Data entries
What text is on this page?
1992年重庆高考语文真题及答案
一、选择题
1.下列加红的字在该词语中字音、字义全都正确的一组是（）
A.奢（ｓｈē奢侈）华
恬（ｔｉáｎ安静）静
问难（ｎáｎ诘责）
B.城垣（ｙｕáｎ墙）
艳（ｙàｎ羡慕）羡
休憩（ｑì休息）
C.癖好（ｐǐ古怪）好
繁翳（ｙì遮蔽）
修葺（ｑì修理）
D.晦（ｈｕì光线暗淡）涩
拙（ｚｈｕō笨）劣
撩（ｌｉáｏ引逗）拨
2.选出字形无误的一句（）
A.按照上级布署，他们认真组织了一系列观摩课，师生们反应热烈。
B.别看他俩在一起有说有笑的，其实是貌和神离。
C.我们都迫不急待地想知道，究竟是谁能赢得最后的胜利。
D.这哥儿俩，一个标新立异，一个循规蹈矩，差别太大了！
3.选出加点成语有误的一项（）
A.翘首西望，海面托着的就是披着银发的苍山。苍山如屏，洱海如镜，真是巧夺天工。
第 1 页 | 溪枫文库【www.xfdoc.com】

Set exercise
All of the material above needs to be retyped word for word.

Finished exercise
What text is on this page?
1992年重庆高考语文真题及答案
一、选择题
1.下列加红的字在该词语中字音、字义全都正确的一组是（）
A.奢（ｓｈē奢侈）华
恬（ｔｉáｎ安静）静
问难（ｎáｎ诘责）
B.城垣（ｙｕáｎ墙）
艳（ｙàｎ羡慕）羡
休憩（ｑì休息）
C.癖好（ｐǐ古怪）好
繁翳（ｙì遮蔽）
修葺（ｑì修理）
D.晦（ｈｕì光线暗淡）涩
拙（ｚｈｕō笨）劣
撩（ｌｉáｏ引逗）拨
2.选出字形无误的一句（）
A.按照上级布署，他们认真组织了一系列观摩课，师生们反应热烈。
B.别看他俩在一起有说有笑的，其实是貌和神离。
C.我们都迫不急待地想知道，究竟是谁能赢得最后的胜利。
D.这哥儿俩，一个标新立异，一个循规蹈矩，差别太大了！
3.选出加点成语有误的一项（）
A.翘首西望，海面托着的就是披着银发的苍山。苍山如屏，洱海如镜，真是巧夺天工。
第 1 页 | 溪枫文库【www.xfdoc.com】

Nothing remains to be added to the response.